→ WORK TO BE COMPLETED
Search the material below for the word "ylabel" and copy every line in which it occurs.

→ PROVIDED DATA
* start *

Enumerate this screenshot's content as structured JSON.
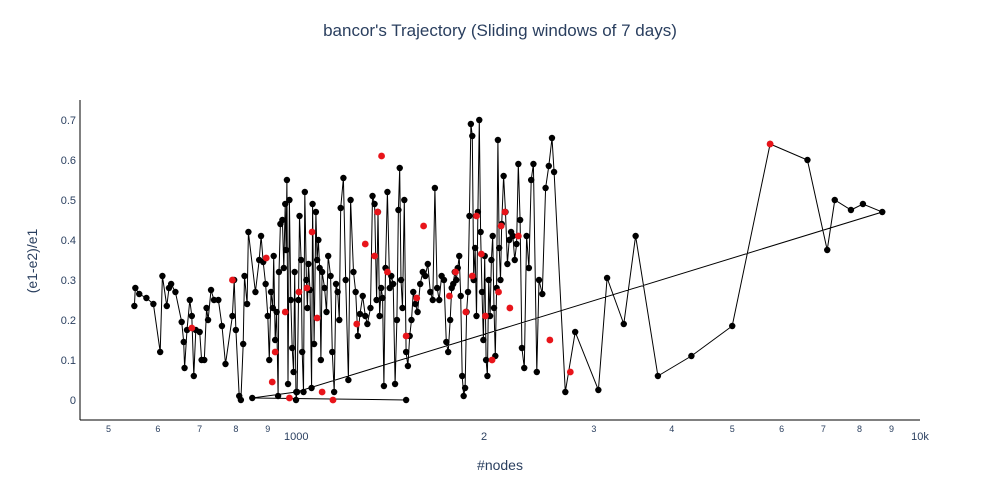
{
  "chart_data": {
    "type": "scatter",
    "mode": "lines+markers",
    "title": "bancor's Trajectory (Sliding windows of 7 days)",
    "xlabel": "#nodes",
    "ylabel": "(e1-e2)/e1",
    "x_scale": "log",
    "xlim": [
      450,
      10000
    ],
    "ylim": [
      -0.05,
      0.75
    ],
    "x_ticks": [
      {
        "value": 500,
        "label": "5"
      },
      {
        "value": 600,
        "label": "6"
      },
      {
        "value": 700,
        "label": "7"
      },
      {
        "value": 800,
        "label": "8"
      },
      {
        "value": 900,
        "label": "9"
      },
      {
        "value": 1000,
        "label": "1000"
      },
      {
        "value": 2000,
        "label": "2"
      },
      {
        "value": 3000,
        "label": "3"
      },
      {
        "value": 4000,
        "label": "4"
      },
      {
        "value": 5000,
        "label": "5"
      },
      {
        "value": 6000,
        "label": "6"
      },
      {
        "value": 7000,
        "label": "7"
      },
      {
        "value": 8000,
        "label": "8"
      },
      {
        "value": 9000,
        "label": "9"
      },
      {
        "value": 10000,
        "label": "10k"
      }
    ],
    "y_ticks": [
      {
        "value": 0,
        "label": "0"
      },
      {
        "value": 0.1,
        "label": "0.1"
      },
      {
        "value": 0.2,
        "label": "0.2"
      },
      {
        "value": 0.3,
        "label": "0.3"
      },
      {
        "value": 0.4,
        "label": "0.4"
      },
      {
        "value": 0.5,
        "label": "0.5"
      },
      {
        "value": 0.6,
        "label": "0.6"
      },
      {
        "value": 0.7,
        "label": "0.7"
      }
    ],
    "grid": false,
    "line_color": "#000000",
    "marker_color": "#000000",
    "highlight_color": "#e8141a",
    "points": [
      [
        550,
        0.235
      ],
      [
        552,
        0.28
      ],
      [
        560,
        0.265
      ],
      [
        575,
        0.255
      ],
      [
        590,
        0.24
      ],
      [
        605,
        0.12
      ],
      [
        610,
        0.31
      ],
      [
        620,
        0.235
      ],
      [
        625,
        0.28
      ],
      [
        630,
        0.29
      ],
      [
        640,
        0.27
      ],
      [
        655,
        0.195
      ],
      [
        660,
        0.145
      ],
      [
        662,
        0.08
      ],
      [
        668,
        0.175
      ],
      [
        675,
        0.25
      ],
      [
        680,
        0.21
      ],
      [
        685,
        0.06
      ],
      [
        690,
        0.175
      ],
      [
        700,
        0.17
      ],
      [
        705,
        0.1
      ],
      [
        712,
        0.1
      ],
      [
        718,
        0.23
      ],
      [
        722,
        0.2
      ],
      [
        730,
        0.275
      ],
      [
        738,
        0.25
      ],
      [
        750,
        0.25
      ],
      [
        760,
        0.185
      ],
      [
        770,
        0.09
      ],
      [
        790,
        0.21
      ],
      [
        795,
        0.3
      ],
      [
        800,
        0.175
      ],
      [
        810,
        0.01
      ],
      [
        815,
        0.0
      ],
      [
        822,
        0.14
      ],
      [
        826,
        0.31
      ],
      [
        834,
        0.24
      ],
      [
        838,
        0.42
      ],
      [
        860,
        0.27
      ],
      [
        872,
        0.35
      ],
      [
        878,
        0.41
      ],
      [
        885,
        0.345
      ],
      [
        893,
        0.29
      ],
      [
        900,
        0.21
      ],
      [
        905,
        0.1
      ],
      [
        911,
        0.27
      ],
      [
        917,
        0.23
      ],
      [
        920,
        0.36
      ],
      [
        925,
        0.15
      ],
      [
        930,
        0.22
      ],
      [
        935,
        0.01
      ],
      [
        938,
        0.32
      ],
      [
        943,
        0.44
      ],
      [
        950,
        0.45
      ],
      [
        955,
        0.33
      ],
      [
        960,
        0.49
      ],
      [
        963,
        0.375
      ],
      [
        966,
        0.55
      ],
      [
        970,
        0.04
      ],
      [
        975,
        0.5
      ],
      [
        980,
        0.25
      ],
      [
        985,
        0.13
      ],
      [
        990,
        0.07
      ],
      [
        994,
        0.32
      ],
      [
        999,
        0.0
      ],
      [
        1003,
        0.02
      ],
      [
        1008,
        0.25
      ],
      [
        1012,
        0.46
      ],
      [
        1018,
        0.35
      ],
      [
        1022,
        0.12
      ],
      [
        1027,
        0.02
      ],
      [
        1032,
        0.52
      ],
      [
        1038,
        0.3
      ],
      [
        1042,
        0.23
      ],
      [
        1046,
        0.34
      ],
      [
        1052,
        0.275
      ],
      [
        1058,
        0.03
      ],
      [
        1062,
        0.49
      ],
      [
        1068,
        0.14
      ],
      [
        1075,
        0.47
      ],
      [
        1080,
        0.35
      ],
      [
        1085,
        0.4
      ],
      [
        1090,
        0.33
      ],
      [
        1095,
        0.1
      ],
      [
        1100,
        0.32
      ],
      [
        1110,
        0.28
      ],
      [
        1118,
        0.22
      ],
      [
        1125,
        0.36
      ],
      [
        1135,
        0.31
      ],
      [
        1142,
        0.12
      ],
      [
        1150,
        0.02
      ],
      [
        1158,
        0.29
      ],
      [
        1165,
        0.27
      ],
      [
        1172,
        0.2
      ],
      [
        1178,
        0.48
      ],
      [
        1190,
        0.555
      ],
      [
        1200,
        0.3
      ],
      [
        1212,
        0.05
      ],
      [
        1222,
        0.5
      ],
      [
        1235,
        0.32
      ],
      [
        1245,
        0.27
      ],
      [
        1255,
        0.16
      ],
      [
        1265,
        0.215
      ],
      [
        1278,
        0.26
      ],
      [
        1290,
        0.21
      ],
      [
        1300,
        0.19
      ],
      [
        1315,
        0.23
      ],
      [
        1325,
        0.51
      ],
      [
        1335,
        0.49
      ],
      [
        1345,
        0.25
      ],
      [
        1352,
        0.47
      ],
      [
        1360,
        0.21
      ],
      [
        1368,
        0.28
      ],
      [
        1375,
        0.255
      ],
      [
        1382,
        0.035
      ],
      [
        1390,
        0.33
      ],
      [
        1400,
        0.52
      ],
      [
        1412,
        0.28
      ],
      [
        1420,
        0.31
      ],
      [
        1430,
        0.29
      ],
      [
        1440,
        0.04
      ],
      [
        1450,
        0.2
      ],
      [
        1458,
        0.475
      ],
      [
        1465,
        0.58
      ],
      [
        1472,
        0.3
      ],
      [
        1480,
        0.23
      ],
      [
        1490,
        0.5
      ],
      [
        1500,
        0.12
      ],
      [
        1510,
        0.085
      ],
      [
        1520,
        0.16
      ],
      [
        1530,
        0.2
      ],
      [
        1540,
        0.27
      ],
      [
        1552,
        0.24
      ],
      [
        1565,
        0.22
      ],
      [
        1580,
        0.29
      ],
      [
        1595,
        0.32
      ],
      [
        1610,
        0.31
      ],
      [
        1625,
        0.34
      ],
      [
        1640,
        0.27
      ],
      [
        1655,
        0.25
      ],
      [
        1668,
        0.53
      ],
      [
        1682,
        0.28
      ],
      [
        1695,
        0.25
      ],
      [
        1710,
        0.31
      ],
      [
        1725,
        0.3
      ],
      [
        1740,
        0.145
      ],
      [
        1752,
        0.12
      ],
      [
        1765,
        0.2
      ],
      [
        1775,
        0.28
      ],
      [
        1785,
        0.29
      ],
      [
        1795,
        0.32
      ],
      [
        1805,
        0.3
      ],
      [
        1815,
        0.33
      ],
      [
        1825,
        0.36
      ],
      [
        1835,
        0.26
      ],
      [
        1845,
        0.06
      ],
      [
        1855,
        0.01
      ],
      [
        1865,
        0.03
      ],
      [
        1875,
        0.22
      ],
      [
        1885,
        0.27
      ],
      [
        1895,
        0.46
      ],
      [
        1905,
        0.69
      ],
      [
        1915,
        0.66
      ],
      [
        1925,
        0.3
      ],
      [
        1935,
        0.38
      ],
      [
        1945,
        0.21
      ],
      [
        1955,
        0.47
      ],
      [
        1965,
        0.7
      ],
      [
        1975,
        0.42
      ],
      [
        1985,
        0.27
      ],
      [
        1995,
        0.15
      ],
      [
        2005,
        0.36
      ],
      [
        2015,
        0.1
      ],
      [
        2025,
        0.06
      ],
      [
        2035,
        0.3
      ],
      [
        2045,
        0.21
      ],
      [
        2055,
        0.35
      ],
      [
        2065,
        0.41
      ],
      [
        2075,
        0.23
      ],
      [
        2085,
        0.11
      ],
      [
        2095,
        0.28
      ],
      [
        2105,
        0.65
      ],
      [
        2115,
        0.38
      ],
      [
        2125,
        0.3
      ],
      [
        2135,
        0.44
      ],
      [
        2150,
        0.56
      ],
      [
        2165,
        0.47
      ],
      [
        2180,
        0.34
      ],
      [
        2195,
        0.4
      ],
      [
        2210,
        0.42
      ],
      [
        2225,
        0.41
      ],
      [
        2240,
        0.35
      ],
      [
        2255,
        0.39
      ],
      [
        2270,
        0.59
      ],
      [
        2285,
        0.45
      ],
      [
        2300,
        0.13
      ],
      [
        2320,
        0.08
      ],
      [
        2340,
        0.41
      ],
      [
        2360,
        0.33
      ],
      [
        2380,
        0.55
      ],
      [
        2400,
        0.59
      ],
      [
        2430,
        0.07
      ],
      [
        2450,
        0.3
      ],
      [
        2480,
        0.265
      ],
      [
        2510,
        0.53
      ],
      [
        2540,
        0.585
      ],
      [
        2570,
        0.655
      ],
      [
        2590,
        0.57
      ],
      [
        2700,
        0.02
      ],
      [
        2800,
        0.17
      ],
      [
        3050,
        0.025
      ],
      [
        3150,
        0.305
      ],
      [
        3350,
        0.19
      ],
      [
        3500,
        0.41
      ],
      [
        3800,
        0.06
      ],
      [
        4300,
        0.11
      ],
      [
        5000,
        0.185
      ],
      [
        5750,
        0.64
      ],
      [
        6600,
        0.6
      ],
      [
        7100,
        0.375
      ],
      [
        7300,
        0.5
      ],
      [
        7750,
        0.475
      ],
      [
        8100,
        0.49
      ],
      [
        8700,
        0.47
      ],
      [
        1000,
        0.02
      ],
      [
        850,
        0.005
      ],
      [
        1500,
        0.0
      ]
    ],
    "highlighted_points": [
      [
        680,
        0.18
      ],
      [
        790,
        0.3
      ],
      [
        895,
        0.355
      ],
      [
        915,
        0.045
      ],
      [
        925,
        0.12
      ],
      [
        960,
        0.22
      ],
      [
        975,
        0.005
      ],
      [
        1010,
        0.27
      ],
      [
        1040,
        0.28
      ],
      [
        1060,
        0.42
      ],
      [
        1080,
        0.205
      ],
      [
        1100,
        0.02
      ],
      [
        1145,
        0.0
      ],
      [
        1250,
        0.19
      ],
      [
        1290,
        0.39
      ],
      [
        1335,
        0.36
      ],
      [
        1350,
        0.47
      ],
      [
        1370,
        0.61
      ],
      [
        1400,
        0.32
      ],
      [
        1500,
        0.16
      ],
      [
        1560,
        0.255
      ],
      [
        1600,
        0.435
      ],
      [
        1760,
        0.26
      ],
      [
        1800,
        0.32
      ],
      [
        1870,
        0.22
      ],
      [
        1915,
        0.31
      ],
      [
        1945,
        0.46
      ],
      [
        1980,
        0.365
      ],
      [
        2010,
        0.21
      ],
      [
        2060,
        0.1
      ],
      [
        2110,
        0.27
      ],
      [
        2130,
        0.435
      ],
      [
        2160,
        0.47
      ],
      [
        2200,
        0.23
      ],
      [
        2270,
        0.41
      ],
      [
        2550,
        0.15
      ],
      [
        2750,
        0.07
      ],
      [
        5750,
        0.64
      ]
    ]
  }
}
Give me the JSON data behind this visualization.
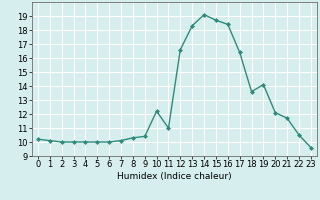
{
  "x": [
    0,
    1,
    2,
    3,
    4,
    5,
    6,
    7,
    8,
    9,
    10,
    11,
    12,
    13,
    14,
    15,
    16,
    17,
    18,
    19,
    20,
    21,
    22,
    23
  ],
  "y": [
    10.2,
    10.1,
    10.0,
    10.0,
    10.0,
    10.0,
    10.0,
    10.1,
    10.3,
    10.4,
    12.2,
    11.0,
    16.6,
    18.3,
    19.1,
    18.7,
    18.4,
    16.4,
    13.6,
    14.1,
    12.1,
    11.7,
    10.5,
    9.6
  ],
  "line_color": "#2e8b7a",
  "marker": "D",
  "marker_size": 2,
  "bg_color": "#d6eeee",
  "grid_color": "#ffffff",
  "xlabel": "Humidex (Indice chaleur)",
  "ylim": [
    9,
    20
  ],
  "xlim": [
    -0.5,
    23.5
  ],
  "yticks": [
    9,
    10,
    11,
    12,
    13,
    14,
    15,
    16,
    17,
    18,
    19
  ],
  "xticks": [
    0,
    1,
    2,
    3,
    4,
    5,
    6,
    7,
    8,
    9,
    10,
    11,
    12,
    13,
    14,
    15,
    16,
    17,
    18,
    19,
    20,
    21,
    22,
    23
  ],
  "xlabel_fontsize": 6.5,
  "tick_fontsize": 6
}
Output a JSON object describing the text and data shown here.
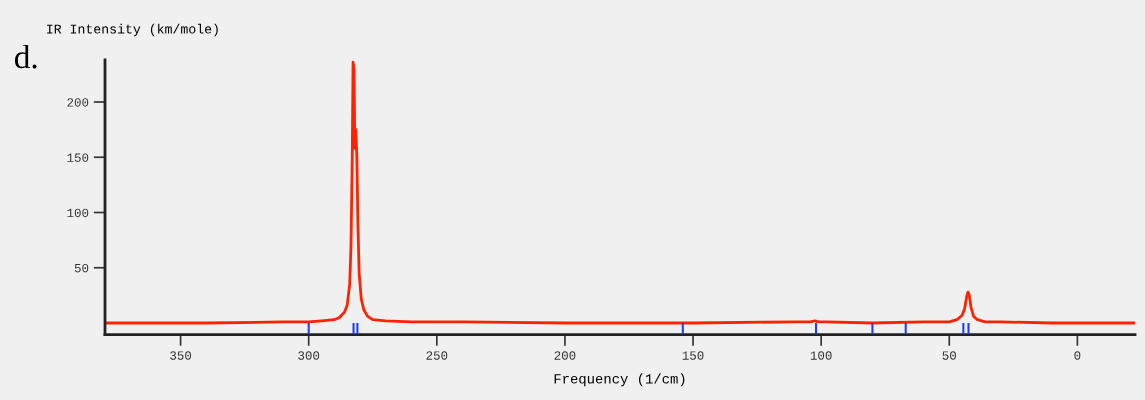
{
  "chart_data": {
    "type": "line",
    "xlabel": "Frequency (1/cm)",
    "ylabel": "IR Intensity (km/mole)",
    "annotations": [
      "d."
    ],
    "xlim": [
      379.5,
      -22.5
    ],
    "ylim": [
      -10.5,
      238
    ],
    "xticks": [
      350,
      300,
      250,
      200,
      150,
      100,
      50,
      0
    ],
    "yticks": [
      50,
      100,
      150,
      200
    ],
    "grid": false,
    "series": [
      {
        "color": "#ff2200",
        "x": [
          379,
          340,
          310,
          300,
          295,
          290,
          288,
          286,
          285,
          284,
          283.5,
          283,
          282.7,
          282.3,
          282,
          281.6,
          281.2,
          280.8,
          280.3,
          279.5,
          278.5,
          277,
          275,
          270,
          260,
          240,
          200,
          150,
          110,
          104,
          102.5,
          101,
          98,
          80,
          60,
          50,
          47,
          45,
          44,
          43.2,
          42.7,
          42.2,
          41.5,
          40.5,
          39,
          36,
          30,
          10,
          -22
        ],
        "values": [
          0,
          0,
          1,
          1,
          2,
          3,
          5,
          10,
          16,
          35,
          70,
          150,
          236,
          230,
          158,
          175,
          150,
          90,
          45,
          22,
          12,
          6,
          3,
          2,
          1,
          1,
          0,
          0,
          1,
          1,
          2,
          1,
          1,
          0,
          1,
          1,
          3,
          7,
          13,
          24,
          28,
          25,
          14,
          6,
          3,
          1,
          1,
          0,
          0
        ]
      },
      {
        "type": "bar",
        "color": "#1a3cff",
        "x": [
          300,
          282.5,
          281,
          154,
          102,
          80,
          67,
          44.5,
          42.5
        ],
        "values": [
          -10,
          -10,
          -10,
          -10,
          -10,
          -10,
          -10,
          -10,
          -10
        ]
      }
    ]
  }
}
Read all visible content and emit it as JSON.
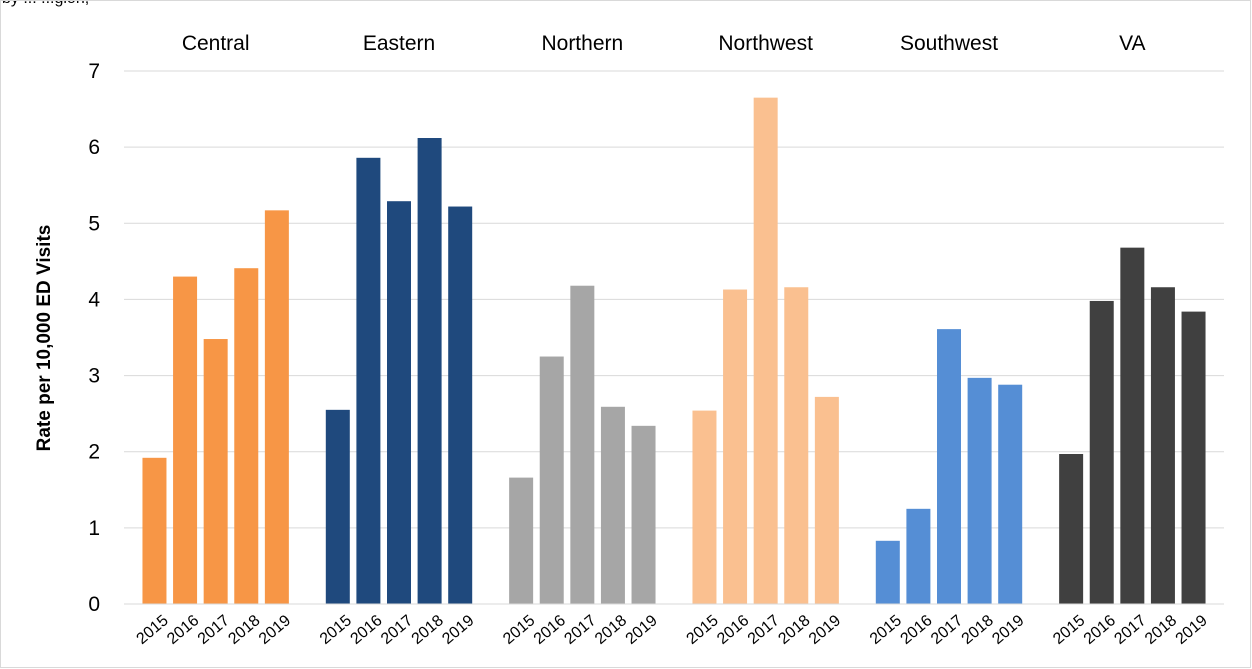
{
  "caption_fragment": "by ... ...gion,",
  "chart_data": {
    "type": "bar",
    "ylabel": "Rate per 10,000 ED Visits",
    "xlabel": "",
    "ylim": [
      0,
      7
    ],
    "yticks": [
      "0",
      "1",
      "2",
      "3",
      "4",
      "5",
      "6",
      "7"
    ],
    "grid": true,
    "legend": "none",
    "categories": [
      "2015",
      "2016",
      "2017",
      "2018",
      "2019"
    ],
    "series": [
      {
        "name": "Central",
        "color": "#F79646",
        "values": [
          1.92,
          4.3,
          3.48,
          4.41,
          5.17
        ]
      },
      {
        "name": "Eastern",
        "color": "#1F497D",
        "values": [
          2.55,
          5.86,
          5.29,
          6.12,
          5.22
        ]
      },
      {
        "name": "Northern",
        "color": "#A6A6A6",
        "values": [
          1.66,
          3.25,
          4.18,
          2.59,
          2.34
        ]
      },
      {
        "name": "Northwest",
        "color": "#FAC090",
        "values": [
          2.54,
          4.13,
          6.65,
          4.16,
          2.72
        ]
      },
      {
        "name": "Southwest",
        "color": "#558ED5",
        "values": [
          0.83,
          1.25,
          3.61,
          2.97,
          2.88
        ]
      },
      {
        "name": "VA",
        "color": "#404040",
        "values": [
          1.97,
          3.98,
          4.68,
          4.16,
          3.84
        ]
      }
    ]
  }
}
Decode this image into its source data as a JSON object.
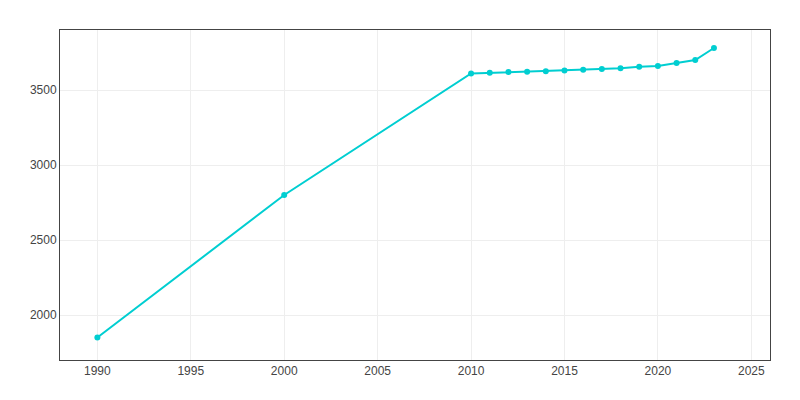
{
  "chart_data": {
    "type": "line",
    "x": [
      1990,
      2000,
      2010,
      2011,
      2012,
      2013,
      2014,
      2015,
      2016,
      2017,
      2018,
      2019,
      2020,
      2021,
      2022,
      2023
    ],
    "values": [
      1850,
      2800,
      3610,
      3615,
      3620,
      3622,
      3625,
      3630,
      3635,
      3640,
      3645,
      3655,
      3660,
      3680,
      3700,
      3780
    ],
    "color": "#00CED1",
    "marker": "circle",
    "xlim": [
      1988,
      2026
    ],
    "ylim": [
      1700,
      3900
    ],
    "xticks": [
      1990,
      1995,
      2000,
      2005,
      2010,
      2015,
      2020,
      2025
    ],
    "yticks": [
      2000,
      2500,
      3000,
      3500
    ],
    "grid": true
  }
}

* end *

→ RESULT BELOW
    "ylabel": "(e1-e2)/e1",
    "ylabel": "IR Intensity (km/mole)",
    "ylabel": "Rate per 10,000 ED Visits",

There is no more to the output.